• **Set exercise**
Write out all the material exactly. Leave nothing out.

Start Exercise materials

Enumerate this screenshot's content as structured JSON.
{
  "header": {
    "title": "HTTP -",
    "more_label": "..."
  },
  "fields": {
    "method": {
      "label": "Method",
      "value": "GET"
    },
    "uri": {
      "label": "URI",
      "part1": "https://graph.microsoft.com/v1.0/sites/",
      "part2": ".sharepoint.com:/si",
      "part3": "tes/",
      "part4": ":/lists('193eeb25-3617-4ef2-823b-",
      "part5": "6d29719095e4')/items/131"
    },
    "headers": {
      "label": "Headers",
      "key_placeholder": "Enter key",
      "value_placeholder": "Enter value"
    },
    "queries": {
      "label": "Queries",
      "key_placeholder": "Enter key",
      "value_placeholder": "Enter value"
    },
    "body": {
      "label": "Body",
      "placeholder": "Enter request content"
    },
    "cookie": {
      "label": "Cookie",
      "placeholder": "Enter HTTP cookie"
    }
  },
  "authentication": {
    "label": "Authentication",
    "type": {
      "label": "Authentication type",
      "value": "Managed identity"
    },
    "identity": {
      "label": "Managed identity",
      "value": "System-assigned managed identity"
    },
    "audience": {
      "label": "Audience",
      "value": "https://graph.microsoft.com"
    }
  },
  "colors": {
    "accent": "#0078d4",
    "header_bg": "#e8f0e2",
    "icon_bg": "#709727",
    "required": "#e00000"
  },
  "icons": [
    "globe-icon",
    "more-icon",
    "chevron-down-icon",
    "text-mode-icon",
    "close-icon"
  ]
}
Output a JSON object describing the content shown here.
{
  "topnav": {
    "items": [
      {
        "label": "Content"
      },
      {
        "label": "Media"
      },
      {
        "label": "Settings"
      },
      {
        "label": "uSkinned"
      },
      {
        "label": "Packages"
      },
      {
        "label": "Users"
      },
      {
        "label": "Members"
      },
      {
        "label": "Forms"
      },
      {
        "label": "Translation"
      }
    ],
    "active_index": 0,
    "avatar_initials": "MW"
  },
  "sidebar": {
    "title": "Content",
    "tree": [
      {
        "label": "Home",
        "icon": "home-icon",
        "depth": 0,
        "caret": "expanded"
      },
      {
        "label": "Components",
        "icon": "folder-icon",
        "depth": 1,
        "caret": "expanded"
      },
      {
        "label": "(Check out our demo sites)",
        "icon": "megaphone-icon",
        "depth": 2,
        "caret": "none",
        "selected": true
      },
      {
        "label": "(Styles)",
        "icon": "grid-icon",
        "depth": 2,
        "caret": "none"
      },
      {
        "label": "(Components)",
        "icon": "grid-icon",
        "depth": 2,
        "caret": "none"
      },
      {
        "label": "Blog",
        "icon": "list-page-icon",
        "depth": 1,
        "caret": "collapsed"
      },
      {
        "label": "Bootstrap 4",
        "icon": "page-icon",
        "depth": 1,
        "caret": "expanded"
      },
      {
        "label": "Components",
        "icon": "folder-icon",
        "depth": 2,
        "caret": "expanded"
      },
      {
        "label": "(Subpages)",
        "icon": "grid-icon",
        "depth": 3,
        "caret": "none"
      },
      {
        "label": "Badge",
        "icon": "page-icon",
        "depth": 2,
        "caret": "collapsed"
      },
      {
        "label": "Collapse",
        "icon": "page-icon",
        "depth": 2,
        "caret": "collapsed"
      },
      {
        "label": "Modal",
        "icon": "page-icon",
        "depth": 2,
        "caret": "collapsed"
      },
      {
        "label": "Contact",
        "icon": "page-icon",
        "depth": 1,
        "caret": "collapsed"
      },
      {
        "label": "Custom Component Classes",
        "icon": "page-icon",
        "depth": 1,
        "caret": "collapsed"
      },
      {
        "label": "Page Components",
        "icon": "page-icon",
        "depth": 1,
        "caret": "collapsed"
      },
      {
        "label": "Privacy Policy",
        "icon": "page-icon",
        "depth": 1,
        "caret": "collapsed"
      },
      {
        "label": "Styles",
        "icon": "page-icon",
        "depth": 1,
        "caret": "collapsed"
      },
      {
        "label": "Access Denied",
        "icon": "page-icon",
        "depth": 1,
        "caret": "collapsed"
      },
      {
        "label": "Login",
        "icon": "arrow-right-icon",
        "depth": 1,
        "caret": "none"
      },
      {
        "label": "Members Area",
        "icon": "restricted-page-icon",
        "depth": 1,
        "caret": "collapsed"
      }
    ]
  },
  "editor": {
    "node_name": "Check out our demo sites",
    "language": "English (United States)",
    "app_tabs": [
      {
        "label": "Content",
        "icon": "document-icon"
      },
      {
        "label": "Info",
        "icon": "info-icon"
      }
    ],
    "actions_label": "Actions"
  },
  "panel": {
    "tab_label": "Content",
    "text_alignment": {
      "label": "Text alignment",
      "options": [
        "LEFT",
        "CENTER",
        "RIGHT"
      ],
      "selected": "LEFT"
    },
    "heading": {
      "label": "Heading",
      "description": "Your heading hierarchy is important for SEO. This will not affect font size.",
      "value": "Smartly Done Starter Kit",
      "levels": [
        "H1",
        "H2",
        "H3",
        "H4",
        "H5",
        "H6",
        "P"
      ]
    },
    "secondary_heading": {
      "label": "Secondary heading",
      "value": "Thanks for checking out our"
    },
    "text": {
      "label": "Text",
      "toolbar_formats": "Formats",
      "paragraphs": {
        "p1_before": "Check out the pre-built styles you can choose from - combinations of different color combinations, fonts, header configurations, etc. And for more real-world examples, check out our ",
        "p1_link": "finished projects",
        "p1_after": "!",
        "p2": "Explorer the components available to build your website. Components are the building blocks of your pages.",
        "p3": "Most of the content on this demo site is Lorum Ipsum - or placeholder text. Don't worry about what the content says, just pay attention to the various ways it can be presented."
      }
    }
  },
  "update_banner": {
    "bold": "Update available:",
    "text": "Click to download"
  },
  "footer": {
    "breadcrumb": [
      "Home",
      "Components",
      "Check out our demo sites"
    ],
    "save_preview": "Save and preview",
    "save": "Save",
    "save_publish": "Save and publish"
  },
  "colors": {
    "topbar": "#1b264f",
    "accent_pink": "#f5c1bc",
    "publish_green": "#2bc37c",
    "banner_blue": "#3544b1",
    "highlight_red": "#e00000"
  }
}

End Exercise materials

• **Complete output**
Enumerate this screenshot's content as structured JSON.
{
  "header": {
    "title": "HTTP -",
    "more_label": "..."
  },
  "fields": {
    "method": {
      "label": "Method",
      "value": "GET"
    },
    "uri": {
      "label": "URI",
      "part1": "https://graph.microsoft.com/v1.0/sites/",
      "part2": ".sharepoint.com:/si",
      "part3": "tes/",
      "part4": ":/lists('193eeb25-3617-4ef2-823b-",
      "part5": "6d29719095e4')/items/131"
    },
    "headers": {
      "label": "Headers",
      "key_placeholder": "Enter key",
      "value_placeholder": "Enter value"
    },
    "queries": {
      "label": "Queries",
      "key_placeholder": "Enter key",
      "value_placeholder": "Enter value"
    },
    "body": {
      "label": "Body",
      "placeholder": "Enter request content"
    },
    "cookie": {
      "label": "Cookie",
      "placeholder": "Enter HTTP cookie"
    }
  },
  "authentication": {
    "label": "Authentication",
    "type": {
      "label": "Authentication type",
      "value": "Managed identity"
    },
    "identity": {
      "label": "Managed identity",
      "value": "System-assigned managed identity"
    },
    "audience": {
      "label": "Audience",
      "value": "https://graph.microsoft.com"
    }
  },
  "colors": {
    "accent": "#0078d4",
    "header_bg": "#e8f0e2",
    "icon_bg": "#709727",
    "required": "#e00000"
  },
  "icons": [
    "globe-icon",
    "more-icon",
    "chevron-down-icon",
    "text-mode-icon",
    "close-icon"
  ]
}
Output a JSON object describing the content shown here.
{
  "topnav": {
    "items": [
      {
        "label": "Content"
      },
      {
        "label": "Media"
      },
      {
        "label": "Settings"
      },
      {
        "label": "uSkinned"
      },
      {
        "label": "Packages"
      },
      {
        "label": "Users"
      },
      {
        "label": "Members"
      },
      {
        "label": "Forms"
      },
      {
        "label": "Translation"
      }
    ],
    "active_index": 0,
    "avatar_initials": "MW"
  },
  "sidebar": {
    "title": "Content",
    "tree": [
      {
        "label": "Home",
        "icon": "home-icon",
        "depth": 0,
        "caret": "expanded"
      },
      {
        "label": "Components",
        "icon": "folder-icon",
        "depth": 1,
        "caret": "expanded"
      },
      {
        "label": "(Check out our demo sites)",
        "icon": "megaphone-icon",
        "depth": 2,
        "caret": "none",
        "selected": true
      },
      {
        "label": "(Styles)",
        "icon": "grid-icon",
        "depth": 2,
        "caret": "none"
      },
      {
        "label": "(Components)",
        "icon": "grid-icon",
        "depth": 2,
        "caret": "none"
      },
      {
        "label": "Blog",
        "icon": "list-page-icon",
        "depth": 1,
        "caret": "collapsed"
      },
      {
        "label": "Bootstrap 4",
        "icon": "page-icon",
        "depth": 1,
        "caret": "expanded"
      },
      {
        "label": "Components",
        "icon": "folder-icon",
        "depth": 2,
        "caret": "expanded"
      },
      {
        "label": "(Subpages)",
        "icon": "grid-icon",
        "depth": 3,
        "caret": "none"
      },
      {
        "label": "Badge",
        "icon": "page-icon",
        "depth": 2,
        "caret": "collapsed"
      },
      {
        "label": "Collapse",
        "icon": "page-icon",
        "depth": 2,
        "caret": "collapsed"
      },
      {
        "label": "Modal",
        "icon": "page-icon",
        "depth": 2,
        "caret": "collapsed"
      },
      {
        "label": "Contact",
        "icon": "page-icon",
        "depth": 1,
        "caret": "collapsed"
      },
      {
        "label": "Custom Component Classes",
        "icon": "page-icon",
        "depth": 1,
        "caret": "collapsed"
      },
      {
        "label": "Page Components",
        "icon": "page-icon",
        "depth": 1,
        "caret": "collapsed"
      },
      {
        "label": "Privacy Policy",
        "icon": "page-icon",
        "depth": 1,
        "caret": "collapsed"
      },
      {
        "label": "Styles",
        "icon": "page-icon",
        "depth": 1,
        "caret": "collapsed"
      },
      {
        "label": "Access Denied",
        "icon": "page-icon",
        "depth": 1,
        "caret": "collapsed"
      },
      {
        "label": "Login",
        "icon": "arrow-right-icon",
        "depth": 1,
        "caret": "none"
      },
      {
        "label": "Members Area",
        "icon": "restricted-page-icon",
        "depth": 1,
        "caret": "collapsed"
      }
    ]
  },
  "editor": {
    "node_name": "Check out our demo sites",
    "language": "English (United States)",
    "app_tabs": [
      {
        "label": "Content",
        "icon": "document-icon"
      },
      {
        "label": "Info",
        "icon": "info-icon"
      }
    ],
    "actions_label": "Actions"
  },
  "panel": {
    "tab_label": "Content",
    "text_alignment": {
      "label": "Text alignment",
      "options": [
        "LEFT",
        "CENTER",
        "RIGHT"
      ],
      "selected": "LEFT"
    },
    "heading": {
      "label": "Heading",
      "description": "Your heading hierarchy is important for SEO. This will not affect font size.",
      "value": "Smartly Done Starter Kit",
      "levels": [
        "H1",
        "H2",
        "H3",
        "H4",
        "H5",
        "H6",
        "P"
      ]
    },
    "secondary_heading": {
      "label": "Secondary heading",
      "value": "Thanks for checking out our"
    },
    "text": {
      "label": "Text",
      "toolbar_formats": "Formats",
      "paragraphs": {
        "p1_before": "Check out the pre-built styles you can choose from - combinations of different color combinations, fonts, header configurations, etc. And for more real-world examples, check out our ",
        "p1_link": "finished projects",
        "p1_after": "!",
        "p2": "Explorer the components available to build your website. Components are the building blocks of your pages.",
        "p3": "Most of the content on this demo site is Lorum Ipsum - or placeholder text. Don't worry about what the content says, just pay attention to the various ways it can be presented."
      }
    }
  },
  "update_banner": {
    "bold": "Update available:",
    "text": "Click to download"
  },
  "footer": {
    "breadcrumb": [
      "Home",
      "Components",
      "Check out our demo sites"
    ],
    "save_preview": "Save and preview",
    "save": "Save",
    "save_publish": "Save and publish"
  },
  "colors": {
    "topbar": "#1b264f",
    "accent_pink": "#f5c1bc",
    "publish_green": "#2bc37c",
    "banner_blue": "#3544b1",
    "highlight_red": "#e00000"
  }
}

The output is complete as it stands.